Brief: Below are records; work out how many of their lines hold the string "Region" and give that number alone.

Chart and figure data:

------------------------------------------------------------

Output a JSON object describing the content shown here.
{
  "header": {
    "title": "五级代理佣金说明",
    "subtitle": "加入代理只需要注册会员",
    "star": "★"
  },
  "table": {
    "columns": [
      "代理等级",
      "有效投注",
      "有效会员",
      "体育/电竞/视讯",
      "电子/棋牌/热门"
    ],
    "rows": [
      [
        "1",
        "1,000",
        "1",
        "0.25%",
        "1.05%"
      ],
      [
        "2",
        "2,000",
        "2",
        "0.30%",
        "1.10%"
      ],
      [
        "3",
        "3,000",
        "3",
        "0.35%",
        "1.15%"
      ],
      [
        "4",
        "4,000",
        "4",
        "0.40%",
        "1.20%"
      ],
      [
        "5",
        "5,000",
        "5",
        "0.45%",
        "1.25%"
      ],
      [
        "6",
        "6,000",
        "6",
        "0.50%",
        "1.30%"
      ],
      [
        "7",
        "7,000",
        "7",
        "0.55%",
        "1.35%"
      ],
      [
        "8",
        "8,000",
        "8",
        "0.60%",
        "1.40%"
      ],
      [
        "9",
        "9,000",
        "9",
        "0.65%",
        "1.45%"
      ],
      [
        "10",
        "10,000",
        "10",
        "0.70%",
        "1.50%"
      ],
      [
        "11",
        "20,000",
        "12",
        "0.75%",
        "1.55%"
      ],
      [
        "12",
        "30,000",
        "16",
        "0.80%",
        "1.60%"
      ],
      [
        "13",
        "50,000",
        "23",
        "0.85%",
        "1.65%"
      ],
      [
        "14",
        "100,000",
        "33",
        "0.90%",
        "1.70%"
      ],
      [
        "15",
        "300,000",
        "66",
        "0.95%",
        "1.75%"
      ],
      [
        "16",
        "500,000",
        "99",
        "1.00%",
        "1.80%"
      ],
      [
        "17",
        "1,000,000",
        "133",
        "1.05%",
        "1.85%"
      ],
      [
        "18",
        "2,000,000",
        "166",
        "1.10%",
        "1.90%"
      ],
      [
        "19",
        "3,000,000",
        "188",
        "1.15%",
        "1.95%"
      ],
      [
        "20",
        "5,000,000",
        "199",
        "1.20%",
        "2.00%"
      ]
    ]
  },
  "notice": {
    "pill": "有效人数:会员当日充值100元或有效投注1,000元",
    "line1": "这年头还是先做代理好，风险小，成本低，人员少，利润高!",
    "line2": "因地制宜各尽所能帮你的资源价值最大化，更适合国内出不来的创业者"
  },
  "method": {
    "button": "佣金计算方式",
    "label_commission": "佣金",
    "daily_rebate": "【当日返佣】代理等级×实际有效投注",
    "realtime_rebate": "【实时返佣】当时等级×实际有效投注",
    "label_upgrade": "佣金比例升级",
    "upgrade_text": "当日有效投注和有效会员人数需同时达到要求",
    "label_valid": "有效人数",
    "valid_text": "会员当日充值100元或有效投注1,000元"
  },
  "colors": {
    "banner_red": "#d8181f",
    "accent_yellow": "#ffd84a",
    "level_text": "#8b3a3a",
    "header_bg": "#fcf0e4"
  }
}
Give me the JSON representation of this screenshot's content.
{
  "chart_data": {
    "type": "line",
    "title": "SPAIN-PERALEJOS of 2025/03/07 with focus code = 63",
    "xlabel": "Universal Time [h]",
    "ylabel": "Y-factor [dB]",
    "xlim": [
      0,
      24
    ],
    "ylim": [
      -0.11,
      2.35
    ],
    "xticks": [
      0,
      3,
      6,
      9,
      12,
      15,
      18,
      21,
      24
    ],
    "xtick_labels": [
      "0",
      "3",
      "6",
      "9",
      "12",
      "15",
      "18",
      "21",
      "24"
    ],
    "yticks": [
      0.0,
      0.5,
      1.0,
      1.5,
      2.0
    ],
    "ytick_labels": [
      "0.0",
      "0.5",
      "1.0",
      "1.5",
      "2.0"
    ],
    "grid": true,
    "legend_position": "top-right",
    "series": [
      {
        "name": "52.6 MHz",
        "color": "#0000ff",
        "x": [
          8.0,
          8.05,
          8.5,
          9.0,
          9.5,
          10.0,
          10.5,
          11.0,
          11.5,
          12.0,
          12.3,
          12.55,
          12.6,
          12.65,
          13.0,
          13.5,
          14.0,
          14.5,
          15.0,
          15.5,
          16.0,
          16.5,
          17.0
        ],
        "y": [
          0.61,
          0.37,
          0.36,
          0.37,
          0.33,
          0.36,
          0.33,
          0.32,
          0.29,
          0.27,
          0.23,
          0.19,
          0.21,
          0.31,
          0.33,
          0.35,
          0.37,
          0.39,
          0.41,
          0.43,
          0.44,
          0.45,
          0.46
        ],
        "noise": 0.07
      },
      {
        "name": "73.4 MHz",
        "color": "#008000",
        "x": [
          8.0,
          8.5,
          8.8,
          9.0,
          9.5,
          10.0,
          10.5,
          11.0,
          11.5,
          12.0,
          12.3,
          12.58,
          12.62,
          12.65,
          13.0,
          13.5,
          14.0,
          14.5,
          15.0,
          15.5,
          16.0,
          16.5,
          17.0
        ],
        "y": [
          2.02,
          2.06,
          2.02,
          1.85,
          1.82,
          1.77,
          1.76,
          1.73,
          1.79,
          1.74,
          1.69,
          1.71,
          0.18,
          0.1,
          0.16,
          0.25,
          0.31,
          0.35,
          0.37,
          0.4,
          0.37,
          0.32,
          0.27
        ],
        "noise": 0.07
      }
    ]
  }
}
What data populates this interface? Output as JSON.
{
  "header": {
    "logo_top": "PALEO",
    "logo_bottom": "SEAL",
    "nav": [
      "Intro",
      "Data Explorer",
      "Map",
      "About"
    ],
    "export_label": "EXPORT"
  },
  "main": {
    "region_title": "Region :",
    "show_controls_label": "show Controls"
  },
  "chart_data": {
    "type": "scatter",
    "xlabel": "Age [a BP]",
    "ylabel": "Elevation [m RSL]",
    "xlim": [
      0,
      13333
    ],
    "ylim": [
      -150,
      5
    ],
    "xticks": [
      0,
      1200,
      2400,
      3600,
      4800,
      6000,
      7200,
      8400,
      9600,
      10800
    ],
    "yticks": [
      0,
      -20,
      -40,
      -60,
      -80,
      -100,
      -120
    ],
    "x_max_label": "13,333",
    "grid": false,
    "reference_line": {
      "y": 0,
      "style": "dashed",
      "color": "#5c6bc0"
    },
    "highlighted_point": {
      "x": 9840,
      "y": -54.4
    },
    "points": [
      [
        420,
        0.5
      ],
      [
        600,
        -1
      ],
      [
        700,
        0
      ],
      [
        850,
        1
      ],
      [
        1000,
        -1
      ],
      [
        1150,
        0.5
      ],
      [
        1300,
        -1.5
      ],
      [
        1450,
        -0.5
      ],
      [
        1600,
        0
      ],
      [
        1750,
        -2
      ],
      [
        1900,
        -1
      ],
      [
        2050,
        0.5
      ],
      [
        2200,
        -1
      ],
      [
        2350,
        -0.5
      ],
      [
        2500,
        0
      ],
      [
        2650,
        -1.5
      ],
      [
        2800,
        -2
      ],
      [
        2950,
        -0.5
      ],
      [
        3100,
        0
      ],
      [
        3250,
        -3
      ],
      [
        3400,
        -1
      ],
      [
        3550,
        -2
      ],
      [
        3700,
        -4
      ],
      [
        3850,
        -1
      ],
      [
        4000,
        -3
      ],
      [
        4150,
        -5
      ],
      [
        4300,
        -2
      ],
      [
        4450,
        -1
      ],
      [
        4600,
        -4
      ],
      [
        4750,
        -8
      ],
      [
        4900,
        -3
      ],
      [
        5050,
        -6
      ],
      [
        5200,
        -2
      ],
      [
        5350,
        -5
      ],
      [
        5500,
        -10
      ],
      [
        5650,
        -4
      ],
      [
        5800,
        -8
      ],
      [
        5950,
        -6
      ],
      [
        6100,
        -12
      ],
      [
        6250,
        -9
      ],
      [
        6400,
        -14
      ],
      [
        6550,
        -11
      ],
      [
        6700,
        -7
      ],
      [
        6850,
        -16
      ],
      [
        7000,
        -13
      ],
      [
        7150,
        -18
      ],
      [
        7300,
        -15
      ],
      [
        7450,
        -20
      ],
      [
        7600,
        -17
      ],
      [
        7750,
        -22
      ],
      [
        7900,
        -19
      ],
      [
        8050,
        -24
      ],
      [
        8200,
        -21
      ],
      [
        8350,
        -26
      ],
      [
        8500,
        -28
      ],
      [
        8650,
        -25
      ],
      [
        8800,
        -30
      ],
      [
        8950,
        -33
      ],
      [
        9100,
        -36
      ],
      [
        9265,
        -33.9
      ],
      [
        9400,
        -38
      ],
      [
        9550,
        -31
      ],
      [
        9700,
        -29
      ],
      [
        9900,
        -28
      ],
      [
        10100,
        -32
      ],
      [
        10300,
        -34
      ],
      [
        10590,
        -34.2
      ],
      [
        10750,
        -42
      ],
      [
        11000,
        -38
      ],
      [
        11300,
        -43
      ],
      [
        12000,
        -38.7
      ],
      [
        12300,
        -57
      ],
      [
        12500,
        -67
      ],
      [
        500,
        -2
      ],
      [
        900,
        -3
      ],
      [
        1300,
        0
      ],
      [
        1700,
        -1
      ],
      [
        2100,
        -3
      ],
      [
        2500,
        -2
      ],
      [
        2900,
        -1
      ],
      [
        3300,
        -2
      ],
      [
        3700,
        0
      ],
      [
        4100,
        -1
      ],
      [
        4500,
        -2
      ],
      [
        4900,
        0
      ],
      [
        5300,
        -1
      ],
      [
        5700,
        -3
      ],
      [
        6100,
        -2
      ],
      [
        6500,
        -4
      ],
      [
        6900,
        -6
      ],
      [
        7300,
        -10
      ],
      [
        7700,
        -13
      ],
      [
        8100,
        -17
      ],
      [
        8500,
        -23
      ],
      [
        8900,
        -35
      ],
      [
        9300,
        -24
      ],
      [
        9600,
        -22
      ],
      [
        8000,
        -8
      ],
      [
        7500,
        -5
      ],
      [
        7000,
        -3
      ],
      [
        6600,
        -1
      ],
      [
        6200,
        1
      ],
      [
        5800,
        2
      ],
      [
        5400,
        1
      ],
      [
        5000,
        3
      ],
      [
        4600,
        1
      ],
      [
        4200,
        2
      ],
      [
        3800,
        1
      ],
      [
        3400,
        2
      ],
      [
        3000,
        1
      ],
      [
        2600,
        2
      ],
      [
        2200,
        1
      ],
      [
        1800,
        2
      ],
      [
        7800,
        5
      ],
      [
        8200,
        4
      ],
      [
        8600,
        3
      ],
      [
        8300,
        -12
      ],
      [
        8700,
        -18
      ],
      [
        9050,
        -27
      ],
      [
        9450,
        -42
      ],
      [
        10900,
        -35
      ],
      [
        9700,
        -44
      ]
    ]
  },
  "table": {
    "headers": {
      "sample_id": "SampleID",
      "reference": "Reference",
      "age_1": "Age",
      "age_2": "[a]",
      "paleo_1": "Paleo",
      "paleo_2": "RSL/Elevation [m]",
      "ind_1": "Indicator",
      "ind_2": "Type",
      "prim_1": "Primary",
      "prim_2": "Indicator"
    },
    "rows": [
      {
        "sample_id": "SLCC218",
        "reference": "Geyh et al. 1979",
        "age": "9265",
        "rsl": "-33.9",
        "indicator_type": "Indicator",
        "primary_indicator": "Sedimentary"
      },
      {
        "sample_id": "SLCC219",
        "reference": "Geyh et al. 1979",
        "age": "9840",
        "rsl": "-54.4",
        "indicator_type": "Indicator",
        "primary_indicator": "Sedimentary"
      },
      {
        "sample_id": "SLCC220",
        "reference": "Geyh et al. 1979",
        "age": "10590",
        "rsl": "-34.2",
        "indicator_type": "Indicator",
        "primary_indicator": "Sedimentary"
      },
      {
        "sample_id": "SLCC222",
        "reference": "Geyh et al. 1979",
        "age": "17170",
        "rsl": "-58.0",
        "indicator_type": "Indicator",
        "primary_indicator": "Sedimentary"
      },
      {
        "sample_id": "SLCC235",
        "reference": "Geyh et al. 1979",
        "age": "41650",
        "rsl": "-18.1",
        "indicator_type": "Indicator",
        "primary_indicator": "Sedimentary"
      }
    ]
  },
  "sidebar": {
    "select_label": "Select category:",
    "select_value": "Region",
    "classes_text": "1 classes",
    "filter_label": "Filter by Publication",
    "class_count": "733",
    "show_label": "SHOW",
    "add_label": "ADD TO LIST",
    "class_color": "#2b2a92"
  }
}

------------------------------------------------------------

Response: 2